(Records from a data collection)
^^^^

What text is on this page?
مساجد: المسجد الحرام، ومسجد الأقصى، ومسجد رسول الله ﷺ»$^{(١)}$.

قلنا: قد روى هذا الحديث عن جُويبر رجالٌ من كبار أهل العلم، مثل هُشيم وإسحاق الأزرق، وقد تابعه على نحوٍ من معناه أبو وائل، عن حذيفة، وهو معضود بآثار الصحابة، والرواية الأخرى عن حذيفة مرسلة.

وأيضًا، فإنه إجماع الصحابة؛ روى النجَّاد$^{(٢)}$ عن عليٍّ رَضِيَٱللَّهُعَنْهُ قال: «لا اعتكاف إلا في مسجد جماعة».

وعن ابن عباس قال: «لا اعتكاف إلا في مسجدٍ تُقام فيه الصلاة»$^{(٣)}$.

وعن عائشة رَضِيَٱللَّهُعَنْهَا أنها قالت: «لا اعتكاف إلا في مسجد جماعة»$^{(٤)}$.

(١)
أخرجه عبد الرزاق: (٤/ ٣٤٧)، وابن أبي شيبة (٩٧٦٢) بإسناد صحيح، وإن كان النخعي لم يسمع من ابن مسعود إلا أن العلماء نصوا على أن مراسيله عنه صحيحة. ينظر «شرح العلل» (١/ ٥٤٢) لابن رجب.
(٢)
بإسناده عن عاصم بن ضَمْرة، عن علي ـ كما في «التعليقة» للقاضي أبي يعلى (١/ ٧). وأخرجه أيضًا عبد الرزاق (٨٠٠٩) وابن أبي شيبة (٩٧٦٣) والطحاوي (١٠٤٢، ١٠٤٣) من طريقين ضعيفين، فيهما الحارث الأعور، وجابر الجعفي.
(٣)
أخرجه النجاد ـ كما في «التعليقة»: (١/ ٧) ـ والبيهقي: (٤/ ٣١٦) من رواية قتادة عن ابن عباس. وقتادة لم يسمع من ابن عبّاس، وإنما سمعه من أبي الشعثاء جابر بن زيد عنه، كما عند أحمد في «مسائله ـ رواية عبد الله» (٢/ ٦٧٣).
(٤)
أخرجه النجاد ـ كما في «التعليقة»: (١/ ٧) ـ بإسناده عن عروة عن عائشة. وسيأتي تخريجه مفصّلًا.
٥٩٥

^^^^

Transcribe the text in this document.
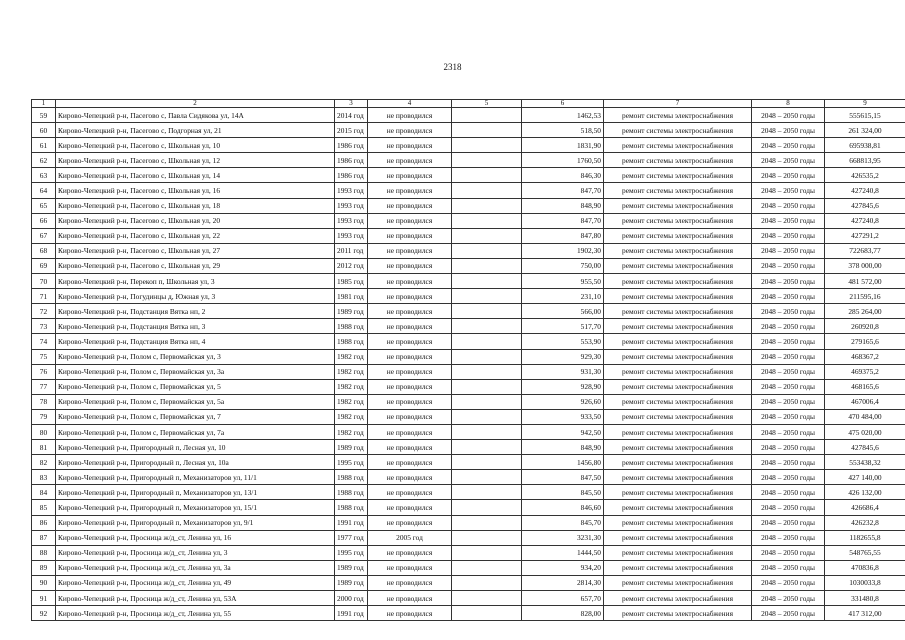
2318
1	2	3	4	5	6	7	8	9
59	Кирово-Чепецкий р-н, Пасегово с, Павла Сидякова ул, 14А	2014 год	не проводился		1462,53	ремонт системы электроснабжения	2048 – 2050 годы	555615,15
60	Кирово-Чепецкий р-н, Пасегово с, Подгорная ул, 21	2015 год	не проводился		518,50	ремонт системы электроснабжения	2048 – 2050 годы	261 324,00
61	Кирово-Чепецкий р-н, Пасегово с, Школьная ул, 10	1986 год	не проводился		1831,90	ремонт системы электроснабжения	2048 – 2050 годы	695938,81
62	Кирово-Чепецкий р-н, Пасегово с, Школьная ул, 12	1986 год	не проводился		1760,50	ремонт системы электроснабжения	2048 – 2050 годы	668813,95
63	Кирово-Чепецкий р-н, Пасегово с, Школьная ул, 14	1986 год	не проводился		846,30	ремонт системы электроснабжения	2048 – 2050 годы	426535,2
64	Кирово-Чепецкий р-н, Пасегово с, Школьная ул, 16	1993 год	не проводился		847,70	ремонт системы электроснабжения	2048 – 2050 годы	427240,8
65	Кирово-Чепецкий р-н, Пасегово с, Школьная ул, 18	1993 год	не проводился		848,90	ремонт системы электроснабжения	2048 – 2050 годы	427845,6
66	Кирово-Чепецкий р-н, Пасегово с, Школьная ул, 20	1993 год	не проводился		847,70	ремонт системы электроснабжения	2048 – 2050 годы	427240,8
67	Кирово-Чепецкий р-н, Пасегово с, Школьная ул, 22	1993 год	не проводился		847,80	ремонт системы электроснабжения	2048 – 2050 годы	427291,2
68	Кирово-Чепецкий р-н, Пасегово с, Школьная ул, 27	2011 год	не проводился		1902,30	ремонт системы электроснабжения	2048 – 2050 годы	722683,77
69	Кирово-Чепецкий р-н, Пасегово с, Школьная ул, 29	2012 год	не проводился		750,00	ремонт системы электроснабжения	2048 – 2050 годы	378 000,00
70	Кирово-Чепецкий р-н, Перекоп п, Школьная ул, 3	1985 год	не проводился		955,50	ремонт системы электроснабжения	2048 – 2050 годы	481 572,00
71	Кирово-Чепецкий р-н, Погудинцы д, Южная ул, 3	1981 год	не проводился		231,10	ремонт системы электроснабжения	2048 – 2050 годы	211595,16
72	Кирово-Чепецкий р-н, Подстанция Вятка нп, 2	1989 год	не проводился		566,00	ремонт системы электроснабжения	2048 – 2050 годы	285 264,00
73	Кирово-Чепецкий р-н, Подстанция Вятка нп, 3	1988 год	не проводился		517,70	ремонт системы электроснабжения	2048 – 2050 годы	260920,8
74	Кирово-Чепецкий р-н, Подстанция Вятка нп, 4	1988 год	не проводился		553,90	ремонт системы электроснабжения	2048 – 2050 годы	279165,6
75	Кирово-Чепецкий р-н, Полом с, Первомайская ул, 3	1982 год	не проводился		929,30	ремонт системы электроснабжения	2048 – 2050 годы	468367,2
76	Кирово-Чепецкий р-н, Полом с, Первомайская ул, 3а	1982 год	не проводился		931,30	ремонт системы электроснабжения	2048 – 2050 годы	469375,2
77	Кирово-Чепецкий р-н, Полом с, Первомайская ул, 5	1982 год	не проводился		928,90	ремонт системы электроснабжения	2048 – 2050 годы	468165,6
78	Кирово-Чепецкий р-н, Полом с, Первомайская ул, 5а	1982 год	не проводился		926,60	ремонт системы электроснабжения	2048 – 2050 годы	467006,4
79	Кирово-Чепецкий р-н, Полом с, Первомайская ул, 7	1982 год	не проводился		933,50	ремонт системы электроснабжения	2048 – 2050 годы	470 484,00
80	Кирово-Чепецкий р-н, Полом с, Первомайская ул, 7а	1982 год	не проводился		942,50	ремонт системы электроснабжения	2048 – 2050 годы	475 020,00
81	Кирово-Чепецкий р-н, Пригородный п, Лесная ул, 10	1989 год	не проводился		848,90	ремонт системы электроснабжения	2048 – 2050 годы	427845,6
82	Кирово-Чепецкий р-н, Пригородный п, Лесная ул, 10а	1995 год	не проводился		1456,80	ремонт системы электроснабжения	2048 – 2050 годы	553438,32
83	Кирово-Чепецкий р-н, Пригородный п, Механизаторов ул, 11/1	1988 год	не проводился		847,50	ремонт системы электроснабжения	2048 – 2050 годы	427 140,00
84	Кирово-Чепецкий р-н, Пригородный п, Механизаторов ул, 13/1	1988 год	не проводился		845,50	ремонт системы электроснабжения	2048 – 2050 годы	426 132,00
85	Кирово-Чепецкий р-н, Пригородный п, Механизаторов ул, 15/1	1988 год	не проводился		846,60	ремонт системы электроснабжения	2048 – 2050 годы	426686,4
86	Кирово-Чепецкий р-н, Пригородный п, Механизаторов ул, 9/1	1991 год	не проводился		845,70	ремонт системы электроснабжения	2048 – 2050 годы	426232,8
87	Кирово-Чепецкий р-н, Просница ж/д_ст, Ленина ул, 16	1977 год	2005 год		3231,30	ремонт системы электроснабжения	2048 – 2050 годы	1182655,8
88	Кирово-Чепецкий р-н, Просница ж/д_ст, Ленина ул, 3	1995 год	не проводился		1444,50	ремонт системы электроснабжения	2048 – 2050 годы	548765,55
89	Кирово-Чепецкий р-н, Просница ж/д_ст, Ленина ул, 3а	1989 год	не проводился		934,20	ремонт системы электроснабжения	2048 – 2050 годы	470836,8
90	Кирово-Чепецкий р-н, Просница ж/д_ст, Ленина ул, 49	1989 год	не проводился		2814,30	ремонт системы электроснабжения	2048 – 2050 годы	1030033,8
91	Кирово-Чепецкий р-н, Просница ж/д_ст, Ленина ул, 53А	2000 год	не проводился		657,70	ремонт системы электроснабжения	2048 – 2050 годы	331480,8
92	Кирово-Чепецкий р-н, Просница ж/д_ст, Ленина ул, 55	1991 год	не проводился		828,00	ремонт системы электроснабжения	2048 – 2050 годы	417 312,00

^^^^

GOAL OF THE EXERCISE: Copy, from the material above, each line in which the string "Полом" occurs.

COMPLETE RESPONSE:
75	Кирово-Чепецкий р-н, Полом с, Первомайская ул, 3	1982 год	не проводился		929,30	ремонт системы электроснабжения	2048 – 2050 годы	468367,2
76	Кирово-Чепецкий р-н, Полом с, Первомайская ул, 3а	1982 год	не проводился		931,30	ремонт системы электроснабжения	2048 – 2050 годы	469375,2
77	Кирово-Чепецкий р-н, Полом с, Первомайская ул, 5	1982 год	не проводился		928,90	ремонт системы электроснабжения	2048 – 2050 годы	468165,6
78	Кирово-Чепецкий р-н, Полом с, Первомайская ул, 5а	1982 год	не проводился		926,60	ремонт системы электроснабжения	2048 – 2050 годы	467006,4
79	Кирово-Чепецкий р-н, Полом с, Первомайская ул, 7	1982 год	не проводился		933,50	ремонт системы электроснабжения	2048 – 2050 годы	470 484,00
80	Кирово-Чепецкий р-н, Полом с, Первомайская ул, 7а	1982 год	не проводился		942,50	ремонт системы электроснабжения	2048 – 2050 годы	475 020,00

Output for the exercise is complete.